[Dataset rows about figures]
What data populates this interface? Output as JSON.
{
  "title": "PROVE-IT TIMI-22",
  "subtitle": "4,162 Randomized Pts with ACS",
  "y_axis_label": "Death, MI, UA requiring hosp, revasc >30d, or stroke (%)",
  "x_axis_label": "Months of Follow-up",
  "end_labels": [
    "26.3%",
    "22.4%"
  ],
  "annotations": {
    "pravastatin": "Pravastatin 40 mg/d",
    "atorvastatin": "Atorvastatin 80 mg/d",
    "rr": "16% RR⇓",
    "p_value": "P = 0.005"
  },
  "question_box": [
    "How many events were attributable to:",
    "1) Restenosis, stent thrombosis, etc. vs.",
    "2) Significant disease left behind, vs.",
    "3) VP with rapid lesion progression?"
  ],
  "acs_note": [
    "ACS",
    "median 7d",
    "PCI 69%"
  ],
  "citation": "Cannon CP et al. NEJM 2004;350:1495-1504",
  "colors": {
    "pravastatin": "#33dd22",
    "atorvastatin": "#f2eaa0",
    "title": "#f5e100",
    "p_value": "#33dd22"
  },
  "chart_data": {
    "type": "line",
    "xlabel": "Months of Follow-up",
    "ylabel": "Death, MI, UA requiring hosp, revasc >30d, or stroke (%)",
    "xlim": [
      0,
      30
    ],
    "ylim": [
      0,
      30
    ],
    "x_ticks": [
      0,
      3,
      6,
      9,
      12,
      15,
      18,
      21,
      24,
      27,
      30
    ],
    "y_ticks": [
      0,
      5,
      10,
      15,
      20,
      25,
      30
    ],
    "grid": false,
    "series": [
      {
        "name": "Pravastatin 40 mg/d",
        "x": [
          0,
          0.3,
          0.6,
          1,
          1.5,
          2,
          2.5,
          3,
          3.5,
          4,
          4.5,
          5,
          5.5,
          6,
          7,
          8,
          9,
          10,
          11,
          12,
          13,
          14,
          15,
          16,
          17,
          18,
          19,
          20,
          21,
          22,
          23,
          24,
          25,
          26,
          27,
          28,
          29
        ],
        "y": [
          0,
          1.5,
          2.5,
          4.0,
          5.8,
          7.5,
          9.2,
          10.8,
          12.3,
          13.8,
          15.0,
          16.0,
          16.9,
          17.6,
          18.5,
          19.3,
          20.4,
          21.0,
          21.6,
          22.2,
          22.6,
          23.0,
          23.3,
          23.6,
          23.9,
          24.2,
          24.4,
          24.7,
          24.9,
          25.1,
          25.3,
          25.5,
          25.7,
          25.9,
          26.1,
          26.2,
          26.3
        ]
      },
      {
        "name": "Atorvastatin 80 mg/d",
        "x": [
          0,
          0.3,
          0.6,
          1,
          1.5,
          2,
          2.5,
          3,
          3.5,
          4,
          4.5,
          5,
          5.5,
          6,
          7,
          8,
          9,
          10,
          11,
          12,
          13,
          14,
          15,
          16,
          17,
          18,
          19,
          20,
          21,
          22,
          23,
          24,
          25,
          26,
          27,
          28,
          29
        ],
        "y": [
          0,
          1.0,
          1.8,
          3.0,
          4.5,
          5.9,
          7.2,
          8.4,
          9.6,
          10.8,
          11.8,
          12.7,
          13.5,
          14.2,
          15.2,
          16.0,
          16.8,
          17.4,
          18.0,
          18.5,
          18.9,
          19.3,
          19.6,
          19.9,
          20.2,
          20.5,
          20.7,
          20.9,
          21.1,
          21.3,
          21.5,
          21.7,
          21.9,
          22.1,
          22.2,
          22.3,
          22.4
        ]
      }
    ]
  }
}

• Your goal
Your task is to print the whole listing again exactly.

• Exercise output
What data populates this interface? Output as JSON.
{
  "title": "PROVE-IT TIMI-22",
  "subtitle": "4,162 Randomized Pts with ACS",
  "y_axis_label": "Death, MI, UA requiring hosp, revasc >30d, or stroke (%)",
  "x_axis_label": "Months of Follow-up",
  "end_labels": [
    "26.3%",
    "22.4%"
  ],
  "annotations": {
    "pravastatin": "Pravastatin 40 mg/d",
    "atorvastatin": "Atorvastatin 80 mg/d",
    "rr": "16% RR⇓",
    "p_value": "P = 0.005"
  },
  "question_box": [
    "How many events were attributable to:",
    "1) Restenosis, stent thrombosis, etc. vs.",
    "2) Significant disease left behind, vs.",
    "3) VP with rapid lesion progression?"
  ],
  "acs_note": [
    "ACS",
    "median 7d",
    "PCI 69%"
  ],
  "citation": "Cannon CP et al. NEJM 2004;350:1495-1504",
  "colors": {
    "pravastatin": "#33dd22",
    "atorvastatin": "#f2eaa0",
    "title": "#f5e100",
    "p_value": "#33dd22"
  },
  "chart_data": {
    "type": "line",
    "xlabel": "Months of Follow-up",
    "ylabel": "Death, MI, UA requiring hosp, revasc >30d, or stroke (%)",
    "xlim": [
      0,
      30
    ],
    "ylim": [
      0,
      30
    ],
    "x_ticks": [
      0,
      3,
      6,
      9,
      12,
      15,
      18,
      21,
      24,
      27,
      30
    ],
    "y_ticks": [
      0,
      5,
      10,
      15,
      20,
      25,
      30
    ],
    "grid": false,
    "series": [
      {
        "name": "Pravastatin 40 mg/d",
        "x": [
          0,
          0.3,
          0.6,
          1,
          1.5,
          2,
          2.5,
          3,
          3.5,
          4,
          4.5,
          5,
          5.5,
          6,
          7,
          8,
          9,
          10,
          11,
          12,
          13,
          14,
          15,
          16,
          17,
          18,
          19,
          20,
          21,
          22,
          23,
          24,
          25,
          26,
          27,
          28,
          29
        ],
        "y": [
          0,
          1.5,
          2.5,
          4.0,
          5.8,
          7.5,
          9.2,
          10.8,
          12.3,
          13.8,
          15.0,
          16.0,
          16.9,
          17.6,
          18.5,
          19.3,
          20.4,
          21.0,
          21.6,
          22.2,
          22.6,
          23.0,
          23.3,
          23.6,
          23.9,
          24.2,
          24.4,
          24.7,
          24.9,
          25.1,
          25.3,
          25.5,
          25.7,
          25.9,
          26.1,
          26.2,
          26.3
        ]
      },
      {
        "name": "Atorvastatin 80 mg/d",
        "x": [
          0,
          0.3,
          0.6,
          1,
          1.5,
          2,
          2.5,
          3,
          3.5,
          4,
          4.5,
          5,
          5.5,
          6,
          7,
          8,
          9,
          10,
          11,
          12,
          13,
          14,
          15,
          16,
          17,
          18,
          19,
          20,
          21,
          22,
          23,
          24,
          25,
          26,
          27,
          28,
          29
        ],
        "y": [
          0,
          1.0,
          1.8,
          3.0,
          4.5,
          5.9,
          7.2,
          8.4,
          9.6,
          10.8,
          11.8,
          12.7,
          13.5,
          14.2,
          15.2,
          16.0,
          16.8,
          17.4,
          18.0,
          18.5,
          18.9,
          19.3,
          19.6,
          19.9,
          20.2,
          20.5,
          20.7,
          20.9,
          21.1,
          21.3,
          21.5,
          21.7,
          21.9,
          22.1,
          22.2,
          22.3,
          22.4
        ]
      }
    ]
  }
}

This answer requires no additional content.